--- Exercise aim ---
Count lines with "would" in them. Report only the total.

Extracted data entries
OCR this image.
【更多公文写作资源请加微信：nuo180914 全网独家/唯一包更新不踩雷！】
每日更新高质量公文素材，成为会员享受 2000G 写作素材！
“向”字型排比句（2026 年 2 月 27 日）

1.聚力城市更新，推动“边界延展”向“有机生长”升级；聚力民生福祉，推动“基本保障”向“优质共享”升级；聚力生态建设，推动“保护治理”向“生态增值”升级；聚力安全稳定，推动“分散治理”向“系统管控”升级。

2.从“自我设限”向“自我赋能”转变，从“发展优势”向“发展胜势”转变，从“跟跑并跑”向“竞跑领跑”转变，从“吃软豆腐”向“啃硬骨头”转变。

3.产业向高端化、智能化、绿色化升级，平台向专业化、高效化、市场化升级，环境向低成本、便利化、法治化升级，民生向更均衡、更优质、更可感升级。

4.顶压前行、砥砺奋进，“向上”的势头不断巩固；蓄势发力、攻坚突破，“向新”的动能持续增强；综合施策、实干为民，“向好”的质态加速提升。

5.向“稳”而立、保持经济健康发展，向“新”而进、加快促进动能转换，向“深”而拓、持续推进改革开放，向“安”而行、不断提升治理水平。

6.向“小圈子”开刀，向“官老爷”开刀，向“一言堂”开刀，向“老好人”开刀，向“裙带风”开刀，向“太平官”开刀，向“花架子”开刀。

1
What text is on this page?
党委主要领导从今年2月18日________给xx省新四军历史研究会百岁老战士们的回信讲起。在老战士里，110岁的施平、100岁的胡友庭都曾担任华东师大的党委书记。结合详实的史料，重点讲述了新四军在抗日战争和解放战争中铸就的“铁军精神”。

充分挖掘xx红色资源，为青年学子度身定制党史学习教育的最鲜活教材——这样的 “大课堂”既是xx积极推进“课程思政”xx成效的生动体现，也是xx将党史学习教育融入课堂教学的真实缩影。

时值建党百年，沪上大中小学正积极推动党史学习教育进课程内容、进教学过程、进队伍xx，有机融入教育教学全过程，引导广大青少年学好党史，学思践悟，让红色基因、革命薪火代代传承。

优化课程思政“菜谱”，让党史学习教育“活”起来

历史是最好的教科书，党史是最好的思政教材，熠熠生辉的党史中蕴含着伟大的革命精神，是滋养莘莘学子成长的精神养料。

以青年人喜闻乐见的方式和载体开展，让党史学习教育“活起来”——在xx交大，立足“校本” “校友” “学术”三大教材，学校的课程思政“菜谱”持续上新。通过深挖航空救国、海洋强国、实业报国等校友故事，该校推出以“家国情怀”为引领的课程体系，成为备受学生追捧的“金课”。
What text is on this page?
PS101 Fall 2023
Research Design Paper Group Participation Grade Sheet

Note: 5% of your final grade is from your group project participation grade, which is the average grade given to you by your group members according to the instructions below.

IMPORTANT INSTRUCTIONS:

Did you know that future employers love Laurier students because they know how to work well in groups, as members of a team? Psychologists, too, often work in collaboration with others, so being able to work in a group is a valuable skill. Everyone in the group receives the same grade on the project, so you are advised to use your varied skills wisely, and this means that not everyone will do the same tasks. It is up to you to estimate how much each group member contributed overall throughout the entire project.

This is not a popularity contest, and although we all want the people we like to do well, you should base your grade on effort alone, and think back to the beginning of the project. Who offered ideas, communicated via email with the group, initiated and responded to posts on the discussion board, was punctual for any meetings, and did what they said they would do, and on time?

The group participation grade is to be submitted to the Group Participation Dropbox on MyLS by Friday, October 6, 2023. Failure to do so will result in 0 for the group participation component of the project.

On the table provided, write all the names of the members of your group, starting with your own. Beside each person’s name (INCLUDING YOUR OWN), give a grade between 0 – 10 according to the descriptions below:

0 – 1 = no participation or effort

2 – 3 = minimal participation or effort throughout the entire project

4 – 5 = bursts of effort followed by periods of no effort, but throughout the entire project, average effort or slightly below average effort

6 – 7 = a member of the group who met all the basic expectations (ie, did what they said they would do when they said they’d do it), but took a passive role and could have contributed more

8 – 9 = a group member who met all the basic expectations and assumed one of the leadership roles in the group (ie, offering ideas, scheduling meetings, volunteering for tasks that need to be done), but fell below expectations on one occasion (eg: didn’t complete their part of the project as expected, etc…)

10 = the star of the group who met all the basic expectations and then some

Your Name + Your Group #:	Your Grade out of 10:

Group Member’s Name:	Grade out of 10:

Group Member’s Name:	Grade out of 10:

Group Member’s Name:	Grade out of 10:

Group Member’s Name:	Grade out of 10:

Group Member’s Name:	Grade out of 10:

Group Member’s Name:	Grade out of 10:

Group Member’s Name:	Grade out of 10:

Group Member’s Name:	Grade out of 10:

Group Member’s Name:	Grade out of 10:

--- Solution for this task ---
2